**TASK OBJECTIVE:** Can you write out the data below again with each "Wellcome" changed to "Welcome", keeping everything else unchanged and leaving out the pictures?

----

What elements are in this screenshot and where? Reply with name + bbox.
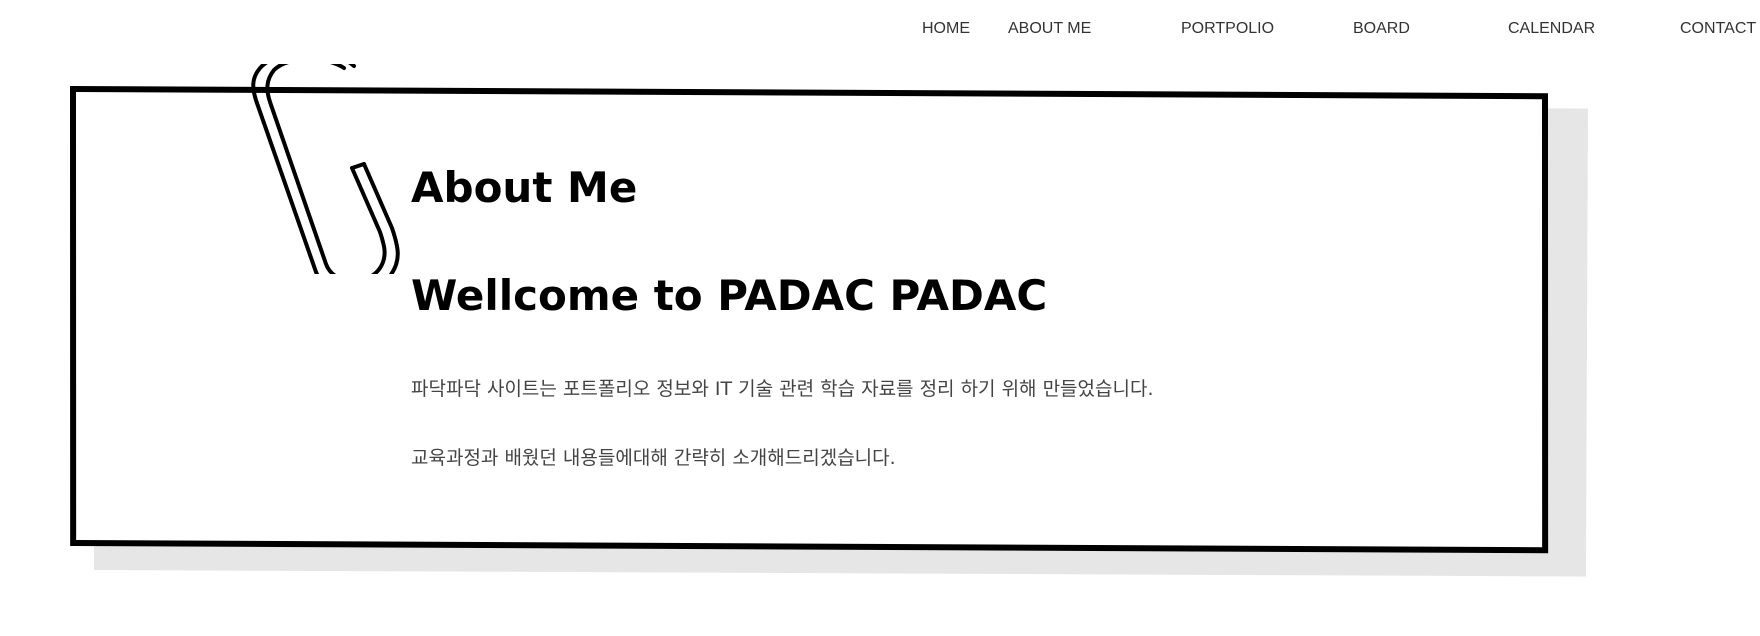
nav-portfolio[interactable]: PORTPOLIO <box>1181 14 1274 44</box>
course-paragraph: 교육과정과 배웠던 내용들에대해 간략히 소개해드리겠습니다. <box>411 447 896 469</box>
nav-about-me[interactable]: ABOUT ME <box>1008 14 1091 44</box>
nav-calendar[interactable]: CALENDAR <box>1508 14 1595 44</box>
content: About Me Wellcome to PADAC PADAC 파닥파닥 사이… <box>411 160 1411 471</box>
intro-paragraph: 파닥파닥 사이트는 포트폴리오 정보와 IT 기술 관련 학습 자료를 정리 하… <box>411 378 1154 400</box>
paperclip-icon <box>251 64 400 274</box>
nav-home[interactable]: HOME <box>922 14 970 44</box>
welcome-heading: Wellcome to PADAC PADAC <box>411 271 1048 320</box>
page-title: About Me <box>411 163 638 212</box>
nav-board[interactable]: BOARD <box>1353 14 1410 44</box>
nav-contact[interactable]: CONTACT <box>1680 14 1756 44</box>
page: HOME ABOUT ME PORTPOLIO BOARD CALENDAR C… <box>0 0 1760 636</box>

----

**TASK ANSWER:**
What elements are in this screenshot and where? Reply with name + bbox.
nav-portfolio[interactable]: PORTPOLIO <box>1181 14 1274 44</box>
course-paragraph: 교육과정과 배웠던 내용들에대해 간략히 소개해드리겠습니다. <box>411 447 896 469</box>
nav-about-me[interactable]: ABOUT ME <box>1008 14 1091 44</box>
nav-calendar[interactable]: CALENDAR <box>1508 14 1595 44</box>
content: About Me Welcome to PADAC PADAC 파닥파닥 사이… <box>411 160 1411 471</box>
intro-paragraph: 파닥파닥 사이트는 포트폴리오 정보와 IT 기술 관련 학습 자료를 정리 하… <box>411 378 1154 400</box>
paperclip-icon <box>251 64 400 274</box>
nav-home[interactable]: HOME <box>922 14 970 44</box>
welcome-heading: Welcome to PADAC PADAC <box>411 271 1048 320</box>
page-title: About Me <box>411 163 638 212</box>
nav-board[interactable]: BOARD <box>1353 14 1410 44</box>
nav-contact[interactable]: CONTACT <box>1680 14 1756 44</box>
page: HOME ABOUT ME PORTPOLIO BOARD CALENDAR C… <box>0 0 1760 636</box>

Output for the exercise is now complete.